Stated task: State how many lines contain the string "marker", and write nothing else.
## begin Provided data
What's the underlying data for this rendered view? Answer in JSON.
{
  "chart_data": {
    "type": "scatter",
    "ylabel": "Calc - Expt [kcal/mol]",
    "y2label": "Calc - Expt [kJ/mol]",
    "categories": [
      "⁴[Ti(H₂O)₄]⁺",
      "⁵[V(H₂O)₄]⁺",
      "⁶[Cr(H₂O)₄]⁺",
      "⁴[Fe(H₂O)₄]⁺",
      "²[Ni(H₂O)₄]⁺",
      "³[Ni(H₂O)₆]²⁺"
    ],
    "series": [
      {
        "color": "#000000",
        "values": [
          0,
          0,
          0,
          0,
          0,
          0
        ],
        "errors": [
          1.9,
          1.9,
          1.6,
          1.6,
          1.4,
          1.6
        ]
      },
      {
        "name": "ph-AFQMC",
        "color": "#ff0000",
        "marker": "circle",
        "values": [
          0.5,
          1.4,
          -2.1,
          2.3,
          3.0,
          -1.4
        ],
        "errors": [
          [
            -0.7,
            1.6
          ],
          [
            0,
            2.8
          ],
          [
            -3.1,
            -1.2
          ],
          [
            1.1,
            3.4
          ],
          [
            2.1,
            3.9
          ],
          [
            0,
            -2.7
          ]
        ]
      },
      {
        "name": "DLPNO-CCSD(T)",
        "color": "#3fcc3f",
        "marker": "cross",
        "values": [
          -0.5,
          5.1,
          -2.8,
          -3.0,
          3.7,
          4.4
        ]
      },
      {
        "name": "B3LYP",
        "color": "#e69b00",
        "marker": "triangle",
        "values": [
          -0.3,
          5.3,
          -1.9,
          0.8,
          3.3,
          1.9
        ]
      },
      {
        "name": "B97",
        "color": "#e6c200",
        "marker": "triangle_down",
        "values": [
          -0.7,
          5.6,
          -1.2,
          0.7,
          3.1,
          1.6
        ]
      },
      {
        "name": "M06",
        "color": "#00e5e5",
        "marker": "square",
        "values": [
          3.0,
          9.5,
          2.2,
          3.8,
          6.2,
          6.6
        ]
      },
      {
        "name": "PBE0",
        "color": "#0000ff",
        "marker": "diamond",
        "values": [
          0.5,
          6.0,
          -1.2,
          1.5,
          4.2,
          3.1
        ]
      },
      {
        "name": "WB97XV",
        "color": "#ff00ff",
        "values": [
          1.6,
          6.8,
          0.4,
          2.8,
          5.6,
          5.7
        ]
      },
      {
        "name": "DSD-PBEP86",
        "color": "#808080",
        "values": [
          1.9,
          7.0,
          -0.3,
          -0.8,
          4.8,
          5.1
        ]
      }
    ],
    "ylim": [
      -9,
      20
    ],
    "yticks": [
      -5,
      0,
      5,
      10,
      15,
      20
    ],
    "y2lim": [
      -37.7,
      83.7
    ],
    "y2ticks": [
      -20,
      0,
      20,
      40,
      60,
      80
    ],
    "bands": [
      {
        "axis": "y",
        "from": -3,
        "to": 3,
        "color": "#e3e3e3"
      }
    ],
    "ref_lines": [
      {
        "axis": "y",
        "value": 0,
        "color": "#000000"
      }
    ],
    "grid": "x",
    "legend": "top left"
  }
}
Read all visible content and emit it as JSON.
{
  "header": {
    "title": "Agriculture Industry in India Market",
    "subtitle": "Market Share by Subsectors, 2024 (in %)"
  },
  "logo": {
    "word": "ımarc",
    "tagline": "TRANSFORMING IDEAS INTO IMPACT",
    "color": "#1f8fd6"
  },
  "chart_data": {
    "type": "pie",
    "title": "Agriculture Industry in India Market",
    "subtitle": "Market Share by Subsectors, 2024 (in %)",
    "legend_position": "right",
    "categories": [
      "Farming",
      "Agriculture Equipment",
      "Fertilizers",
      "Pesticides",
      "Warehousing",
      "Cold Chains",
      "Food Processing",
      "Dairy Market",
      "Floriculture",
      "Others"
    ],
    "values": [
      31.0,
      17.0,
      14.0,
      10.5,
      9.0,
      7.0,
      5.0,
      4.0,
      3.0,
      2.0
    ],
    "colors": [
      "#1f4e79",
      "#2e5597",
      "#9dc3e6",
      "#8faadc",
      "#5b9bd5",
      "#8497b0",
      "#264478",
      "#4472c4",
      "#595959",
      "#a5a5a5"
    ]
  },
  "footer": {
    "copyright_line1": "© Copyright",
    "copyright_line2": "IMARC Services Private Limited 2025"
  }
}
## end Provided data
Response to this exercise: 6